### SET TASK
Copy every line in which the string "this" occurs.

Start of TASK INPUTS

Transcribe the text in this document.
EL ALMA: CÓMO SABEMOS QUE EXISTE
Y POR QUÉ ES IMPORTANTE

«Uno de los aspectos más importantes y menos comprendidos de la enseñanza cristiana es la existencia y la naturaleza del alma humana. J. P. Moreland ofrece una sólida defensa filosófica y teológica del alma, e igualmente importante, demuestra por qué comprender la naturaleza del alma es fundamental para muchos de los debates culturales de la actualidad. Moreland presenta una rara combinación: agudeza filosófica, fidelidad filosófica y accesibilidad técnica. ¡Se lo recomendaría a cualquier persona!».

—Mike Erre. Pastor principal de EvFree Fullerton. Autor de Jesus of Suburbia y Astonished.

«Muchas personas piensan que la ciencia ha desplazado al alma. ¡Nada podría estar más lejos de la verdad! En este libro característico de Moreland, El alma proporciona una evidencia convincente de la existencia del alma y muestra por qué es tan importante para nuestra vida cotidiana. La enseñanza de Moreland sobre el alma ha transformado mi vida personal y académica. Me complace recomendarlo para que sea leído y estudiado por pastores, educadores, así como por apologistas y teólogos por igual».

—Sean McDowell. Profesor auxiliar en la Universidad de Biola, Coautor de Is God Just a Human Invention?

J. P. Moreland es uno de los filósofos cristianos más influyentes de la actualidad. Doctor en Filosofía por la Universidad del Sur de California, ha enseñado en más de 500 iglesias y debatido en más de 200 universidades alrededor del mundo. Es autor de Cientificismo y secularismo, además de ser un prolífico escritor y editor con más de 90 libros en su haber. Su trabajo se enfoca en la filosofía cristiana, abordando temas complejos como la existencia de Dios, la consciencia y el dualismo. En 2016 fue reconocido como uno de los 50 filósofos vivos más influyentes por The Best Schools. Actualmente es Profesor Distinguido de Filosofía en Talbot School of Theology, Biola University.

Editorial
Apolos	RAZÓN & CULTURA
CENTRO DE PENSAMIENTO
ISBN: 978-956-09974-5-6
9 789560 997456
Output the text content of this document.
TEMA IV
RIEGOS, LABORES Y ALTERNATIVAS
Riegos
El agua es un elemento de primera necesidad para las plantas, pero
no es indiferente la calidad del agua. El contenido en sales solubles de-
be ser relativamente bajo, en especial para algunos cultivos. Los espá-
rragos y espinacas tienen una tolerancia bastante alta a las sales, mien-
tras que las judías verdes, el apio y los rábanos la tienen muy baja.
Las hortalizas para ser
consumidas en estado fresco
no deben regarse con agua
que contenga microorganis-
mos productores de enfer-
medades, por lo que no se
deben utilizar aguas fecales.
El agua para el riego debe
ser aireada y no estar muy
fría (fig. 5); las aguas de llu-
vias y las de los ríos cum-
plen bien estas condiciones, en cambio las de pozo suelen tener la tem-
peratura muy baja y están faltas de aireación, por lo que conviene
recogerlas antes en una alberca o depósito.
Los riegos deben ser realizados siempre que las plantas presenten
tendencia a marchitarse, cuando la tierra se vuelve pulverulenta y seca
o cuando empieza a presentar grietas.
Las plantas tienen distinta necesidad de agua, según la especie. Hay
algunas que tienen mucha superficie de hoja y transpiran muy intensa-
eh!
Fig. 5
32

End of TASK INPUTS

### SOLUTION BELOW
Transcribe the text in this document.
Output the text content of this document.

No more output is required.